[Extracted records]
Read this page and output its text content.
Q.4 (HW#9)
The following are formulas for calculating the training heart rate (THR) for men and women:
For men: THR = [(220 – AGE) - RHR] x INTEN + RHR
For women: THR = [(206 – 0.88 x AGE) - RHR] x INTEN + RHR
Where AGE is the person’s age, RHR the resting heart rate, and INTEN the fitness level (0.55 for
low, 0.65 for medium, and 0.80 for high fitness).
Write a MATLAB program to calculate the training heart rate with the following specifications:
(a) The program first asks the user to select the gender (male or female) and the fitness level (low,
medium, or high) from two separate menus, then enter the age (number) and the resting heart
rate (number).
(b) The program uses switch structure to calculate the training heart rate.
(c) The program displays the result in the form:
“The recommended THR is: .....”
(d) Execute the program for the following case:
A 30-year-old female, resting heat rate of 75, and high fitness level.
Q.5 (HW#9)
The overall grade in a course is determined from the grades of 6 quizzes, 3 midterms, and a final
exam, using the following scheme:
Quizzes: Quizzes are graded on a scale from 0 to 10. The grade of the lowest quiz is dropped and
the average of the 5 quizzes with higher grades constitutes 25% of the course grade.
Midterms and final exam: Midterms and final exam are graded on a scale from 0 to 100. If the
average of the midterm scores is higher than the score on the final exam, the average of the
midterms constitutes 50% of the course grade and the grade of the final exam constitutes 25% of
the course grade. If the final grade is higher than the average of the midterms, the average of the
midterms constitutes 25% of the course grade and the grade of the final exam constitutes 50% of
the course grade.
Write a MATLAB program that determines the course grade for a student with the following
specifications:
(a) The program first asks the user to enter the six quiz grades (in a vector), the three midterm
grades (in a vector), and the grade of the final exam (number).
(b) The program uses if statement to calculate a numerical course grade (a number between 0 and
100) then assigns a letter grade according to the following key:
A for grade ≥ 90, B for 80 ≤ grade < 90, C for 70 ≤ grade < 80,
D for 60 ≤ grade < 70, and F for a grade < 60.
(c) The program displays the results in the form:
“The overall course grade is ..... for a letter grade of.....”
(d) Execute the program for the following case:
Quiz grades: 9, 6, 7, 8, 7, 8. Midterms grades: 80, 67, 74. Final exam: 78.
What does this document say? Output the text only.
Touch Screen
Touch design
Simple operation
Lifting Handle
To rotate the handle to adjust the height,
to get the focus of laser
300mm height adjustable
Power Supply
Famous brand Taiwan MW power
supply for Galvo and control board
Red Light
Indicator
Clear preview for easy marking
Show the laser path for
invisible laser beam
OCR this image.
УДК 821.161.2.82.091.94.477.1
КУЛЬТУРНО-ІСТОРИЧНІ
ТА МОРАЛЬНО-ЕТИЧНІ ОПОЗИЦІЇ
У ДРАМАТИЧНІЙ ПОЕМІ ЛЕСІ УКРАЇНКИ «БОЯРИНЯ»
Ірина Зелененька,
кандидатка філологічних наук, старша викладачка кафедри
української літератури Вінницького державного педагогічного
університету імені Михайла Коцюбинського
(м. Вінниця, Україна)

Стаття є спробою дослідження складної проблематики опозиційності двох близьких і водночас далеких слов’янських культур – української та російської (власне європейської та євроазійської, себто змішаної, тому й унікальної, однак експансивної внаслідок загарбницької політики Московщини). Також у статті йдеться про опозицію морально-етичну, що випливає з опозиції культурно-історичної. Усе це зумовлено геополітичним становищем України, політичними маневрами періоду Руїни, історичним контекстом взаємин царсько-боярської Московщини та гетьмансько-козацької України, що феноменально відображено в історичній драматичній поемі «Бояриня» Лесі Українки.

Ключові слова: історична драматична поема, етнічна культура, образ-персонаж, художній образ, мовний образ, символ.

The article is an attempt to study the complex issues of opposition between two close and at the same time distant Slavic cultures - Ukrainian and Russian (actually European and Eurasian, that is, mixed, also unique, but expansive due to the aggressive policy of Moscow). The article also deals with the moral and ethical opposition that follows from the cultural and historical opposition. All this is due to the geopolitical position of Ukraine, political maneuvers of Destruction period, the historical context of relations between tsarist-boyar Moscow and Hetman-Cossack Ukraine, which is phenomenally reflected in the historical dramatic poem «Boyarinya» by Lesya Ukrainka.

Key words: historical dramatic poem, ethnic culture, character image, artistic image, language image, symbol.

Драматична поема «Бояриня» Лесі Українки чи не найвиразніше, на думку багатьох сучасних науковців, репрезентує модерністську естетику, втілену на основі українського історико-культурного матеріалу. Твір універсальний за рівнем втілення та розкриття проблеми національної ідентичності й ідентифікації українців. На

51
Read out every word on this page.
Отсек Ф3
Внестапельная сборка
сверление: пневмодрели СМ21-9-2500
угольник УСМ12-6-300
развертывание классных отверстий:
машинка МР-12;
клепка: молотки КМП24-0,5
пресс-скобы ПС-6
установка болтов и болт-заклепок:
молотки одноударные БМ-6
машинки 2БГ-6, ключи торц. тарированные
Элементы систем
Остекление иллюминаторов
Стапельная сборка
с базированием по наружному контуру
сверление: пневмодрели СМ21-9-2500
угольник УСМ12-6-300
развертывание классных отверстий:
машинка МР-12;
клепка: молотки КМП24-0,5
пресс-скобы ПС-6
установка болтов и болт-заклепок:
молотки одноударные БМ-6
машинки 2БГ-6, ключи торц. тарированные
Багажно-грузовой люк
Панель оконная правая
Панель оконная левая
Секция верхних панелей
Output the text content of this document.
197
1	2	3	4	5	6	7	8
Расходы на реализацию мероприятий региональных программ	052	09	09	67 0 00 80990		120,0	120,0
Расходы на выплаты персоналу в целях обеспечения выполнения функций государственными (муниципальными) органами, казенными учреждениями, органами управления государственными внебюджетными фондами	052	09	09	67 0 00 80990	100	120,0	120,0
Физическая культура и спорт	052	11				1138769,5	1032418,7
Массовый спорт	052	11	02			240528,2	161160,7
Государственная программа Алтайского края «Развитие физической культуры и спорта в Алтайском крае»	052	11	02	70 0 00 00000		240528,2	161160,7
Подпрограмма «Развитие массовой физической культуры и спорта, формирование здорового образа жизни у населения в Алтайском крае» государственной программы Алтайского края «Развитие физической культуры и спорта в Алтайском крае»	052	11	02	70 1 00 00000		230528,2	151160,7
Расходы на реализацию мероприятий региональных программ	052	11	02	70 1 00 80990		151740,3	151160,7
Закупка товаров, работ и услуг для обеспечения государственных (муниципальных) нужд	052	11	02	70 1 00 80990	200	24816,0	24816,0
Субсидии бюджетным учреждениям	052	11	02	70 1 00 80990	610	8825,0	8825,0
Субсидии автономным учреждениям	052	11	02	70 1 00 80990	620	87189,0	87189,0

--- PROBLEM TO SOLVE ---
Take the listing above and write it out again exactly.

--- SOLUTION ---
Read this page and output its text content.
Q.4 (HW#9)
The following are formulas for calculating the training heart rate (THR) for men and women:
For men: THR = [(220 – AGE) - RHR] x INTEN + RHR
For women: THR = [(206 – 0.88 x AGE) - RHR] x INTEN + RHR
Where AGE is the person’s age, RHR the resting heart rate, and INTEN the fitness level (0.55 for
low, 0.65 for medium, and 0.80 for high fitness).
Write a MATLAB program to calculate the training heart rate with the following specifications:
(a) The program first asks the user to select the gender (male or female) and the fitness level (low,
medium, or high) from two separate menus, then enter the age (number) and the resting heart
rate (number).
(b) The program uses switch structure to calculate the training heart rate.
(c) The program displays the result in the form:
“The recommended THR is: .....”
(d) Execute the program for the following case:
A 30-year-old female, resting heat rate of 75, and high fitness level.
Q.5 (HW#9)
The overall grade in a course is determined from the grades of 6 quizzes, 3 midterms, and a final
exam, using the following scheme:
Quizzes: Quizzes are graded on a scale from 0 to 10. The grade of the lowest quiz is dropped and
the average of the 5 quizzes with higher grades constitutes 25% of the course grade.
Midterms and final exam: Midterms and final exam are graded on a scale from 0 to 100. If the
average of the midterm scores is higher than the score on the final exam, the average of the
midterms constitutes 50% of the course grade and the grade of the final exam constitutes 25% of
the course grade. If the final grade is higher than the average of the midterms, the average of the
midterms constitutes 25% of the course grade and the grade of the final exam constitutes 50% of
the course grade.
Write a MATLAB program that determines the course grade for a student with the following
specifications:
(a) The program first asks the user to enter the six quiz grades (in a vector), the three midterm
grades (in a vector), and the grade of the final exam (number).
(b) The program uses if statement to calculate a numerical course grade (a number between 0 and
100) then assigns a letter grade according to the following key:
A for grade ≥ 90, B for 80 ≤ grade < 90, C for 70 ≤ grade < 80,
D for 60 ≤ grade < 70, and F for a grade < 60.
(c) The program displays the results in the form:
“The overall course grade is ..... for a letter grade of.....”
(d) Execute the program for the following case:
Quiz grades: 9, 6, 7, 8, 7, 8. Midterms grades: 80, 67, 74. Final exam: 78.
What does this document say? Output the text only.
Touch Screen
Touch design
Simple operation
Lifting Handle
To rotate the handle to adjust the height,
to get the focus of laser
300mm height adjustable
Power Supply
Famous brand Taiwan MW power
supply for Galvo and control board
Red Light
Indicator
Clear preview for easy marking
Show the laser path for
invisible laser beam
OCR this image.
УДК 821.161.2.82.091.94.477.1
КУЛЬТУРНО-ІСТОРИЧНІ
ТА МОРАЛЬНО-ЕТИЧНІ ОПОЗИЦІЇ
У ДРАМАТИЧНІЙ ПОЕМІ ЛЕСІ УКРАЇНКИ «БОЯРИНЯ»
Ірина Зелененька,
кандидатка філологічних наук, старша викладачка кафедри
української літератури Вінницького державного педагогічного
університету імені Михайла Коцюбинського
(м. Вінниця, Україна)

Стаття є спробою дослідження складної проблематики опозиційності двох близьких і водночас далеких слов’янських культур – української та російської (власне європейської та євроазійської, себто змішаної, тому й унікальної, однак експансивної внаслідок загарбницької політики Московщини). Також у статті йдеться про опозицію морально-етичну, що випливає з опозиції культурно-історичної. Усе це зумовлено геополітичним становищем України, політичними маневрами періоду Руїни, історичним контекстом взаємин царсько-боярської Московщини та гетьмансько-козацької України, що феноменально відображено в історичній драматичній поемі «Бояриня» Лесі Українки.

Ключові слова: історична драматична поема, етнічна культура, образ-персонаж, художній образ, мовний образ, символ.

The article is an attempt to study the complex issues of opposition between two close and at the same time distant Slavic cultures - Ukrainian and Russian (actually European and Eurasian, that is, mixed, also unique, but expansive due to the aggressive policy of Moscow). The article also deals with the moral and ethical opposition that follows from the cultural and historical opposition. All this is due to the geopolitical position of Ukraine, political maneuvers of Destruction period, the historical context of relations between tsarist-boyar Moscow and Hetman-Cossack Ukraine, which is phenomenally reflected in the historical dramatic poem «Boyarinya» by Lesya Ukrainka.

Key words: historical dramatic poem, ethnic culture, character image, artistic image, language image, symbol.

Драматична поема «Бояриня» Лесі Українки чи не найвиразніше, на думку багатьох сучасних науковців, репрезентує модерністську естетику, втілену на основі українського історико-культурного матеріалу. Твір універсальний за рівнем втілення та розкриття проблеми національної ідентичності й ідентифікації українців. На

51
Read out every word on this page.
Отсек Ф3
Внестапельная сборка
сверление: пневмодрели СМ21-9-2500
угольник УСМ12-6-300
развертывание классных отверстий:
машинка МР-12;
клепка: молотки КМП24-0,5
пресс-скобы ПС-6
установка болтов и болт-заклепок:
молотки одноударные БМ-6
машинки 2БГ-6, ключи торц. тарированные
Элементы систем
Остекление иллюминаторов
Стапельная сборка
с базированием по наружному контуру
сверление: пневмодрели СМ21-9-2500
угольник УСМ12-6-300
развертывание классных отверстий:
машинка МР-12;
клепка: молотки КМП24-0,5
пресс-скобы ПС-6
установка болтов и болт-заклепок:
молотки одноударные БМ-6
машинки 2БГ-6, ключи торц. тарированные
Багажно-грузовой люк
Панель оконная правая
Панель оконная левая
Секция верхних панелей
Output the text content of this document.
197
1	2	3	4	5	6	7	8
Расходы на реализацию мероприятий региональных программ	052	09	09	67 0 00 80990		120,0	120,0
Расходы на выплаты персоналу в целях обеспечения выполнения функций государственными (муниципальными) органами, казенными учреждениями, органами управления государственными внебюджетными фондами	052	09	09	67 0 00 80990	100	120,0	120,0
Физическая культура и спорт	052	11				1138769,5	1032418,7
Массовый спорт	052	11	02			240528,2	161160,7
Государственная программа Алтайского края «Развитие физической культуры и спорта в Алтайском крае»	052	11	02	70 0 00 00000		240528,2	161160,7
Подпрограмма «Развитие массовой физической культуры и спорта, формирование здорового образа жизни у населения в Алтайском крае» государственной программы Алтайского края «Развитие физической культуры и спорта в Алтайском крае»	052	11	02	70 1 00 00000		230528,2	151160,7
Расходы на реализацию мероприятий региональных программ	052	11	02	70 1 00 80990		151740,3	151160,7
Закупка товаров, работ и услуг для обеспечения государственных (муниципальных) нужд	052	11	02	70 1 00 80990	200	24816,0	24816,0
Субсидии бюджетным учреждениям	052	11	02	70 1 00 80990	610	8825,0	8825,0
Субсидии автономным учреждениям	052	11	02	70 1 00 80990	620	87189,0	87189,0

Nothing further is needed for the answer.